> _Aim_: Extract every record, exactly as written, and ignore the pictures.

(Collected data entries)
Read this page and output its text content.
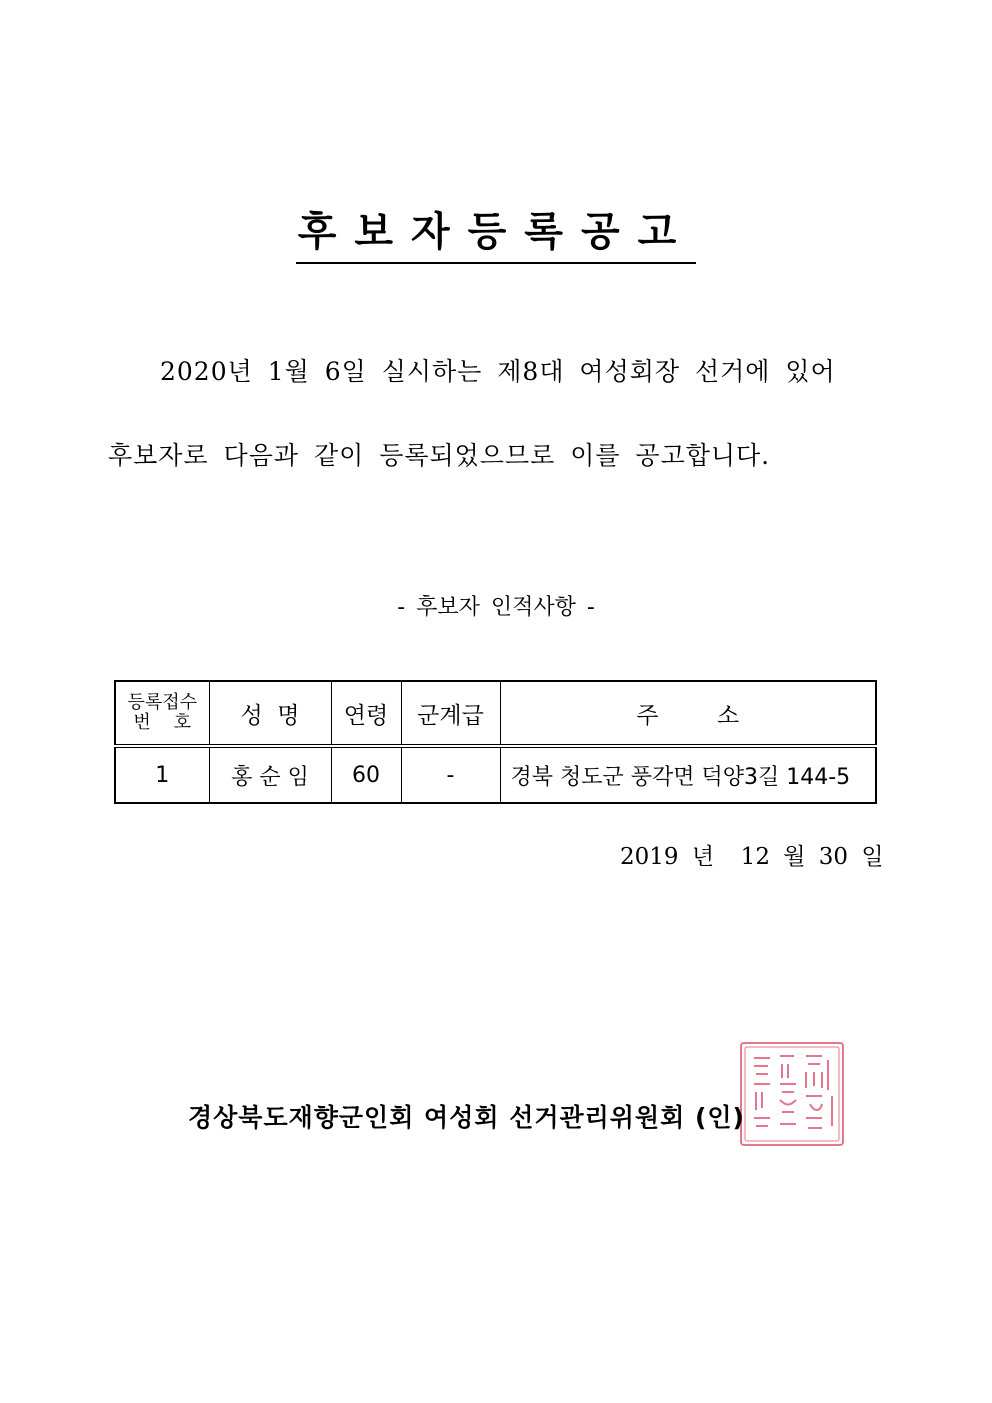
후보자등록공고
2020년 1월 6일 실시하는 제8대 여성회장 선거에 있어
후보자로 다음과 같이 등록되었으므로 이를 공고합니다.
- 후보자 인적사항 -
등록접수
번    호	성  명	연령	군계급	주        소
1	홍 순 임	60	-	경북 청도군 풍각면 덕양3길 144-5
2019 년  12 월 30 일
경상북도재향군인회 여성회 선거관리위원회 (인)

> _Result below_:
Read this page and output its text content.
후보자등록공고
2020년 1월 6일 실시하는 제8대 여성회장 선거에 있어
후보자로 다음과 같이 등록되었으므로 이를 공고합니다.
- 후보자 인적사항 -
등록접수
번    호	성  명	연령	군계급	주        소
1	홍 순 임	60	-	경북 청도군 풍각면 덕양3길 144-5
2019 년  12 월 30 일
경상북도재향군인회 여성회 선거관리위원회 (인)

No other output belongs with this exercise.